Search the material for the word "pensions" and report each line where it turns up.

> Supplied records
## begin

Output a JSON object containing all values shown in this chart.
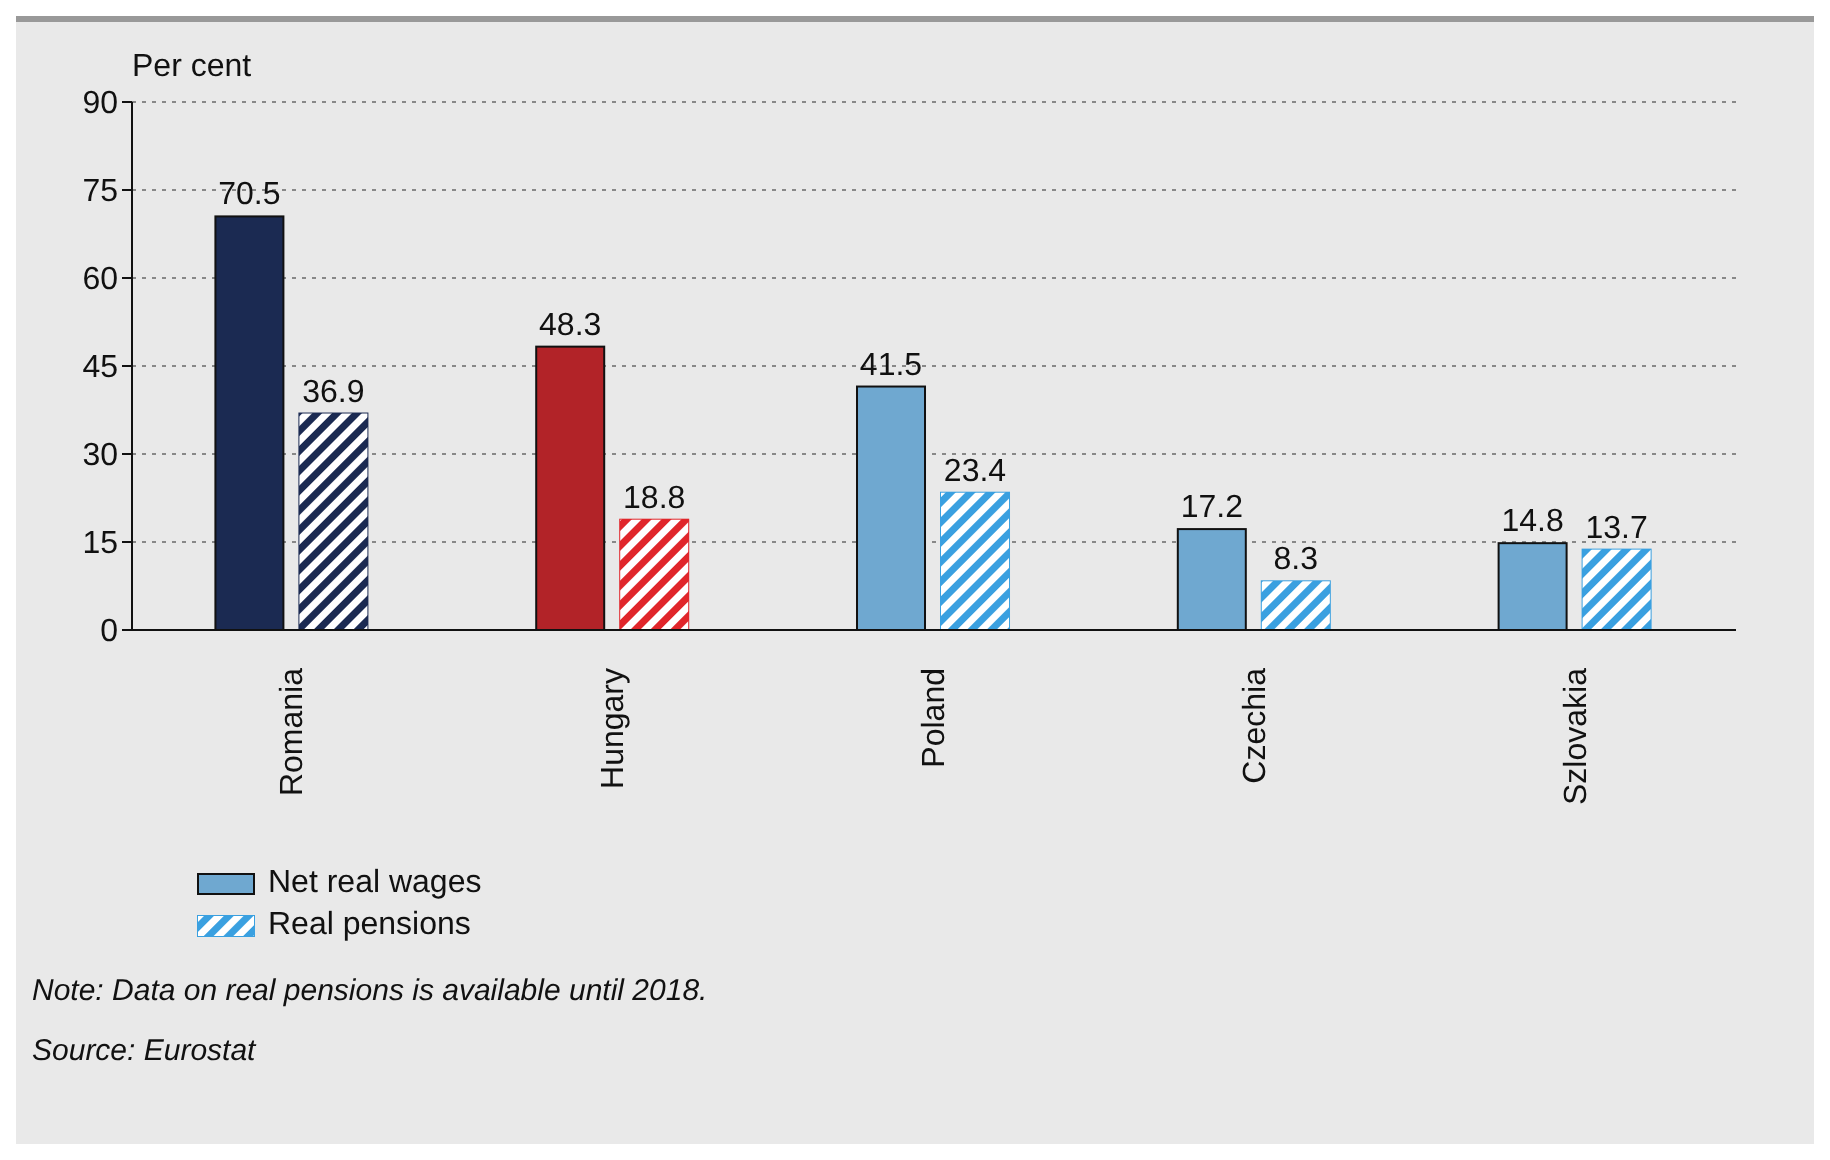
{
  "chart_data": {
    "type": "bar",
    "ylabel": "Per cent",
    "categories": [
      "Romania",
      "Hungary",
      "Poland",
      "Czechia",
      "Szlovakia"
    ],
    "series": [
      {
        "name": "Net real wages",
        "color": "#6fa8d0",
        "colors": [
          "#1b2a52",
          "#b22328",
          "#6fa8d0",
          "#6fa8d0",
          "#6fa8d0"
        ],
        "values": [
          70.5,
          48.3,
          41.5,
          17.2,
          14.8
        ]
      },
      {
        "name": "Real pensions",
        "color": "#3aa0e0",
        "colors": [
          "#1b2a52",
          "#e0262b",
          "#3aa0e0",
          "#3aa0e0",
          "#3aa0e0"
        ],
        "values": [
          36.9,
          18.8,
          23.4,
          8.3,
          13.7
        ]
      }
    ],
    "ylim": [
      0,
      90
    ],
    "yticks": [
      0,
      15,
      30,
      45,
      60,
      75,
      90
    ],
    "grid": "y",
    "legend": "bottom left",
    "data_labels": true,
    "annotations": [
      "Note: Data on real pensions is available until 2018.",
      "Source: Eurostat"
    ]
  }
}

## end

> Complete output
        "name": "Real pensions",
      "Note: Data on real pensions is available until 2018.",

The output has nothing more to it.